__Set problem__: Keep writing the news story below about the death of Owsley "Bear" Stanley, picking up right after its last sentence.

__Excerpt to read__:
[BEGIN]
Need We Say More? > News > Owsley "Bear" Stanley Dies in Car Accident

                                jambands.com | Mar 13th 2011                    
                                                                                
                                                                                
                                

Longtime Grateful Dead confidant Owsley “Bear” Stanley died in a car crash near 
his home in Australia earlier today. Though his exact age was not known, 
Stanley was believed to be 75. 

        

Stanley first met the members of the Grateful Dead at an acid test in San 
Francisco in 1966. He held many roles in the band’s organization over the 
years, including manager, financier, sound designer and recording engineer. He 
designed the group’s signature Wall of Sound system and co-designed its iconic 
lightning bolt/skull logo with artist Bob Thomas. Though Stanley and Thomas 
originally created the logo in 1969, the insignia first entered the public 
consciousness when it appeared on the band’s 1973 live album History of the 
Grateful Dead, Volume 1: Bear’s Choice, a tribute to the recently deceased 
Grateful Dead keyboardist/vocalist Ron “Pigpen” McKernan. The album also 
popularized another Dead logo inspired by Stanley: the psychedelic dancing 
bear. The dancing part of the logo’s design is a reference to his brief stint 
as a professional ballet dancer in the ’50s and members of Stanley’s family 
coined his Bear part of his nickname when he started growing body hair at a 
young age.
[END]
__Given information__:
[BEGIN]
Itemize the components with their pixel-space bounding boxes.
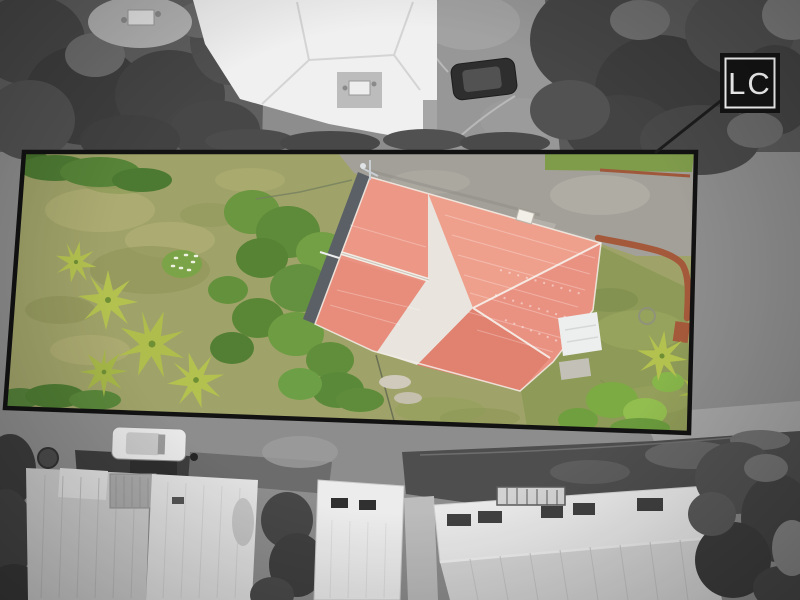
[END]
__Right answer__:
“The Dead in those days had to play in a lot of festival style shows where the 
equipment would all wind up at the back of the stage in a muddle,” Stanley 
explained on his blog. “Since every band used pretty much the same type of gear 
it all looked alike. We would spend a fair amount of time moving the pieces 
around so that we could read the name on the boxes. I decided that we needed 
some sort of marking that we could identify from a distance.”

        

Born the grandson of a former Kentucky governor, Stanley served 18 months in 
the United States Air Force before being discharged. He briefly worked as 
ballet dancer and attended UC Berkeley before turning his attention to the 
production of LSD. Stanley—who was known for his pure strain of acid—was a 
chief supplier of Ken Kesey, the Merry Pranksters and members of the Bay Area 
music community. He is profiled in Tom Wolfe’s book The Electric Kool-Aid Acid 
Test and, according to reports, produced more than a million doses of LSD at 
his labs. 

        

“Psychedelics are a gift of nature that brings tribalism to people; they bring 
an understanding of the ecology of the planet and the interaction of all living 
things, because that’s one of the first things you become aware of when you 
take psychedelics—how everything is alive and how everything depends on 
everything else,” Stanley wrote in his later years. “You go take a look at 
every indigenous culture that has a respect for its environment — unlike the 
hierarchical approach of the feudalistic structures that the world is now run 
by — and you will find that these people use psychedelics of some sort, usually 
in a regular, ritualized manner.”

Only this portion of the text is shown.